● **DATA IN THIS EXERCISE**:
****************************************

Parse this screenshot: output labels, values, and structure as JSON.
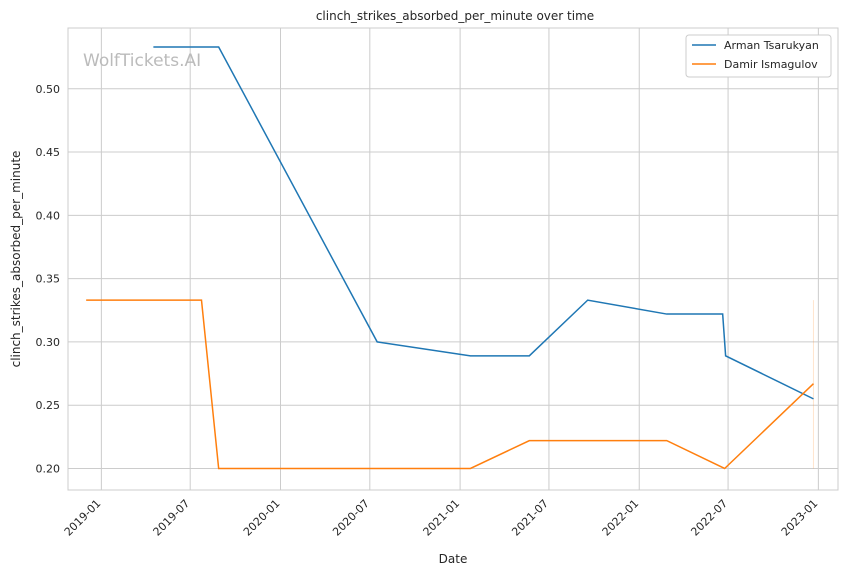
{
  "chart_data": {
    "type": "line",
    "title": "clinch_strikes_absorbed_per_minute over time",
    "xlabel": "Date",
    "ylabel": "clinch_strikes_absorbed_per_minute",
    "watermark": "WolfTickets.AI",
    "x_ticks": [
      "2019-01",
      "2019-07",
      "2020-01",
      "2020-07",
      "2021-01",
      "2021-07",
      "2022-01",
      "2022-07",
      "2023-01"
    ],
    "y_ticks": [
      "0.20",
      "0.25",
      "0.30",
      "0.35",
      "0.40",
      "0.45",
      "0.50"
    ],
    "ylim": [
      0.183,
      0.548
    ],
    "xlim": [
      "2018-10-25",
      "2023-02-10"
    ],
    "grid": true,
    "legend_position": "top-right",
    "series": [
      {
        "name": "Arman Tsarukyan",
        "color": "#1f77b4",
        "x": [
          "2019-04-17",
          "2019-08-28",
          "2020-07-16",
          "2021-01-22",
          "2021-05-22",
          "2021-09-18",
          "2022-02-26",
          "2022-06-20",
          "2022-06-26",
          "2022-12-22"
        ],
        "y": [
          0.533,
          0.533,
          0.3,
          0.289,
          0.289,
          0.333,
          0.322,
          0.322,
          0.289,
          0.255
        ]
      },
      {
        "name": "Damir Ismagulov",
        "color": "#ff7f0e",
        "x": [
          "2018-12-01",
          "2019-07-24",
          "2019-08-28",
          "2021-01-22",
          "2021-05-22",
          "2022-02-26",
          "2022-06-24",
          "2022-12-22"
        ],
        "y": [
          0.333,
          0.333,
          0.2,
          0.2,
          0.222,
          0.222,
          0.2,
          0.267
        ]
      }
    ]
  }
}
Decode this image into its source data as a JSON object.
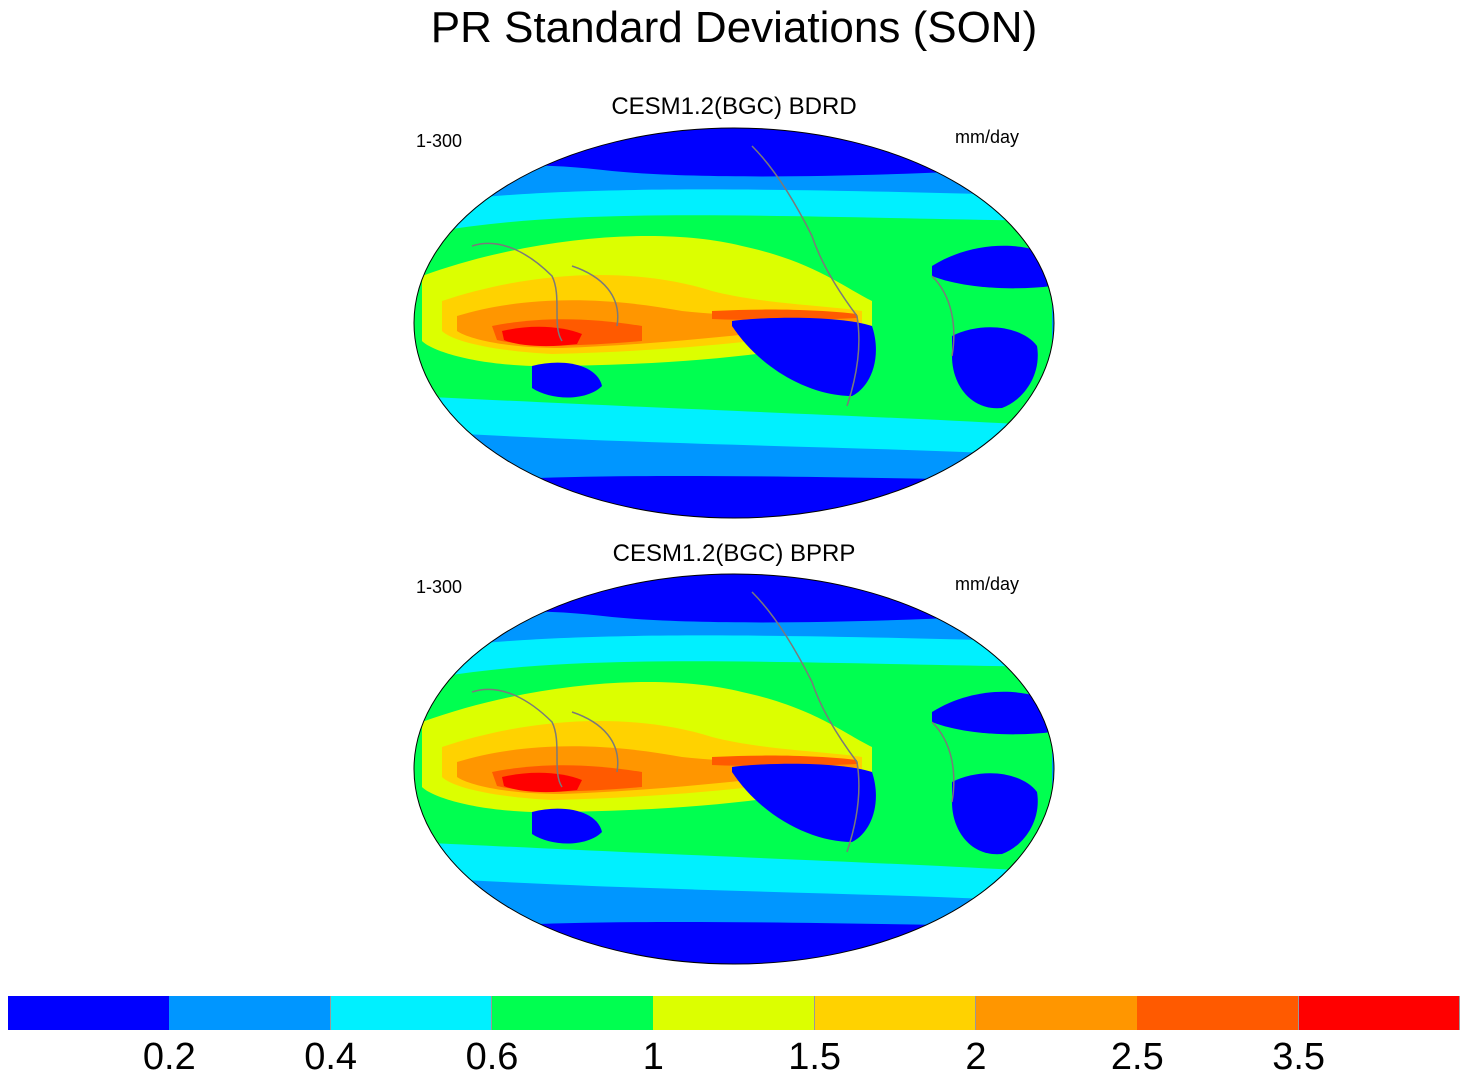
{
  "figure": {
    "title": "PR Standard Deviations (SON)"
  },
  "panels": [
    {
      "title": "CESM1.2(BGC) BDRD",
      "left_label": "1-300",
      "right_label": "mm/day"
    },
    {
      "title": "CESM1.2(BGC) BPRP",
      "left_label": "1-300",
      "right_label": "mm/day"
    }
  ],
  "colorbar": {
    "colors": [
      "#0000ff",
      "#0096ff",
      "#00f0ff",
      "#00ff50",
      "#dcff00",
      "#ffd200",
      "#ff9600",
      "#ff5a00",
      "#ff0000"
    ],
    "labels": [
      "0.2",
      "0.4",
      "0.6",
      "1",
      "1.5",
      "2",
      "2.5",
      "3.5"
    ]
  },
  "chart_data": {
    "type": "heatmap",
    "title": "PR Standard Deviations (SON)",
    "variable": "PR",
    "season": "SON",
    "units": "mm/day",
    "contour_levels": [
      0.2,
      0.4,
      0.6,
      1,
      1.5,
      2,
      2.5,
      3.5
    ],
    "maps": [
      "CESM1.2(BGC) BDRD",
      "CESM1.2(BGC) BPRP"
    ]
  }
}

****************************************

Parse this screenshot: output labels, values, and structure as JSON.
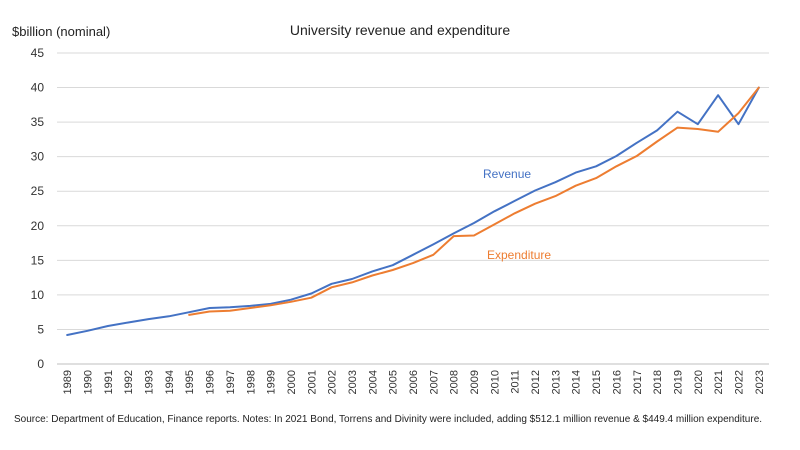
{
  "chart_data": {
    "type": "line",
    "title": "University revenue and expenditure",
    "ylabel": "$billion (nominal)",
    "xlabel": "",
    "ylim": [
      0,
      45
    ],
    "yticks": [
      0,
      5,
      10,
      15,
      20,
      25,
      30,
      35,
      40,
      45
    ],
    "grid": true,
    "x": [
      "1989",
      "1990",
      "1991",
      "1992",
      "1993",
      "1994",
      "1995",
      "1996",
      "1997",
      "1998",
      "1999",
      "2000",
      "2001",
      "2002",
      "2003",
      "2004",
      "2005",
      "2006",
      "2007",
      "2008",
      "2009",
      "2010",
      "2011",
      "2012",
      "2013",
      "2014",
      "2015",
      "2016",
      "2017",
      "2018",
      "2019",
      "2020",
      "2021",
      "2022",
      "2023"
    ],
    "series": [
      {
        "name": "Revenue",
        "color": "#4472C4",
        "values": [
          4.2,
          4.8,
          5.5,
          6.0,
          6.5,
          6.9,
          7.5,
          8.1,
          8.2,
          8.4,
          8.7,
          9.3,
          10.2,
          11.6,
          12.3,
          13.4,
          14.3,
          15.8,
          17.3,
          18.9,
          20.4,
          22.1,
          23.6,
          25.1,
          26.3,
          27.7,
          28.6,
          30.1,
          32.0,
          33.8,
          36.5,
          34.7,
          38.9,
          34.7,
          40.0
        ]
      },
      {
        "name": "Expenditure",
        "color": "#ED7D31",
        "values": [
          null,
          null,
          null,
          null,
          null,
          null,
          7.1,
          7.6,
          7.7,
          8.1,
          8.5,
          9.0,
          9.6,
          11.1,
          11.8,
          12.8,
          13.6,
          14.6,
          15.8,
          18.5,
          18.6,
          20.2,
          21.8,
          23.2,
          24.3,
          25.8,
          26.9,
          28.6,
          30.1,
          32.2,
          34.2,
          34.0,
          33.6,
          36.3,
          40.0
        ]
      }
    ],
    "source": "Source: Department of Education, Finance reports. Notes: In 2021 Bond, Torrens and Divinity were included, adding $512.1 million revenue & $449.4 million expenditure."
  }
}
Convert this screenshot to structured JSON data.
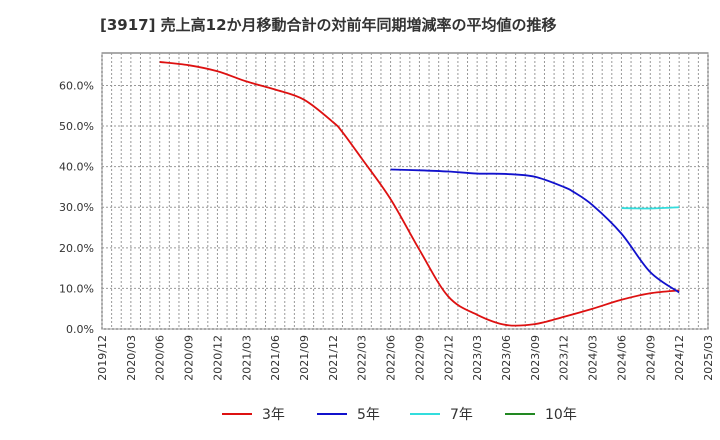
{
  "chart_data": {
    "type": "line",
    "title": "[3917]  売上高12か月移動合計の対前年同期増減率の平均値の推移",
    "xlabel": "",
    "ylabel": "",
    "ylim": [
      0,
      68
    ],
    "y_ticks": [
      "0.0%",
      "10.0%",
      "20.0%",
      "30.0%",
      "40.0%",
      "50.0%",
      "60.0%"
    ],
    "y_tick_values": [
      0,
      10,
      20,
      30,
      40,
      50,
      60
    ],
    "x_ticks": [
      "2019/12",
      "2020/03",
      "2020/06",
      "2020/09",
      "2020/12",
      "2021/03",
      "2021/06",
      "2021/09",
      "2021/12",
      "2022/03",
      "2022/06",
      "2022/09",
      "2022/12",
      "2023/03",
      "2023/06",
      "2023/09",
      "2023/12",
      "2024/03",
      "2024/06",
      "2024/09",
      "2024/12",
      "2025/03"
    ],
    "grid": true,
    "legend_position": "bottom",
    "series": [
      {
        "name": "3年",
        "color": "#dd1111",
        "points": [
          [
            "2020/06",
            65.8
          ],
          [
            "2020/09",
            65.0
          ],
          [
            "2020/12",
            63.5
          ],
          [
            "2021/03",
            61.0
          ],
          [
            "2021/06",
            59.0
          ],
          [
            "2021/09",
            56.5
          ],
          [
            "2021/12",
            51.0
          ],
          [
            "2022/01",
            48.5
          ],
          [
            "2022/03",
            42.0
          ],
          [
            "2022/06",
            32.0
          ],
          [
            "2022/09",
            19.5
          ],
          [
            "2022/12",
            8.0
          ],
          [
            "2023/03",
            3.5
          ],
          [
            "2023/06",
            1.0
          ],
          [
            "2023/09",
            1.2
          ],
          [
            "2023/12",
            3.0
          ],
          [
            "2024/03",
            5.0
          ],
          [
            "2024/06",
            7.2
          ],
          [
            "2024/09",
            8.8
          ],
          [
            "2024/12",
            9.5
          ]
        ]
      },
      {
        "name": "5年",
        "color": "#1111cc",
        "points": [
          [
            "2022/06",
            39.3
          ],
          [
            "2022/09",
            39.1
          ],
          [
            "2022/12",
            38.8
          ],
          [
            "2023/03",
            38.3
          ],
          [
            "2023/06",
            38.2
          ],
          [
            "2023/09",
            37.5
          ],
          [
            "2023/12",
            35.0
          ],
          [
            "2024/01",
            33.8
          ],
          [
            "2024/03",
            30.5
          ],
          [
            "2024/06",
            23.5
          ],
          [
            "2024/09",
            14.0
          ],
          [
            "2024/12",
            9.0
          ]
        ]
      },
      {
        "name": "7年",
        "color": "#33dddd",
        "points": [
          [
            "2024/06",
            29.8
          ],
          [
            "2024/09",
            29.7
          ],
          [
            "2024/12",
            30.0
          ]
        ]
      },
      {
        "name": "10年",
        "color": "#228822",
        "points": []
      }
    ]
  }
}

****************************************

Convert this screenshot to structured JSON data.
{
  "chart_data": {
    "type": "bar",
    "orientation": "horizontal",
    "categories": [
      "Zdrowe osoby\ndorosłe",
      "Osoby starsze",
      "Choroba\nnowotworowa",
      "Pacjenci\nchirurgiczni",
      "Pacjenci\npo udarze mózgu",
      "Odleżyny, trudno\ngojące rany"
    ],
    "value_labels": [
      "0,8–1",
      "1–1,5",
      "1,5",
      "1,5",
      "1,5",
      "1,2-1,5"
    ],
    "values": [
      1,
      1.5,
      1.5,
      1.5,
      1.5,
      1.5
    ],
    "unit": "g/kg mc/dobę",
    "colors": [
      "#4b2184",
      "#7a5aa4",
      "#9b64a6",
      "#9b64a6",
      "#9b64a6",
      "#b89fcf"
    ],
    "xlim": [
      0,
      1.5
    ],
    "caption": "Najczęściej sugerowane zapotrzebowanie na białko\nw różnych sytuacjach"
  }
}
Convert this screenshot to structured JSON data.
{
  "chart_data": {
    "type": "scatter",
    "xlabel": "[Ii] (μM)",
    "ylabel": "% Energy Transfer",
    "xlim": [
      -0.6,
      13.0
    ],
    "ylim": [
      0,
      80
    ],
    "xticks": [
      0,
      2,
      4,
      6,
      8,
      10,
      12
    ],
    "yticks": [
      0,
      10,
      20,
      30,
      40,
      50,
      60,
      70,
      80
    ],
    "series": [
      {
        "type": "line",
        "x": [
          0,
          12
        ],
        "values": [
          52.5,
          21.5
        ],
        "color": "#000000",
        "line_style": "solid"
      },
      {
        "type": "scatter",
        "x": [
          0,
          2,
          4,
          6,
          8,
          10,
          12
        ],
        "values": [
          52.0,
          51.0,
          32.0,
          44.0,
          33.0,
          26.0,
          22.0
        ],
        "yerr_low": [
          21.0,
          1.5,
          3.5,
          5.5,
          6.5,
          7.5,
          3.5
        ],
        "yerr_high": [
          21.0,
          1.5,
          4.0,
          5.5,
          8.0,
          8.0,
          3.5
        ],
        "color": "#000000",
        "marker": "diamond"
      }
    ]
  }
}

****************************************

● **AIM OF THE EXERCISE**: Find each line holding the word "Deviations" and copy it.

● **WRITTEN REPLY**:
    "title": "PR Standard Deviations (SON)"
    "title": "PR Standard Deviations (SON)",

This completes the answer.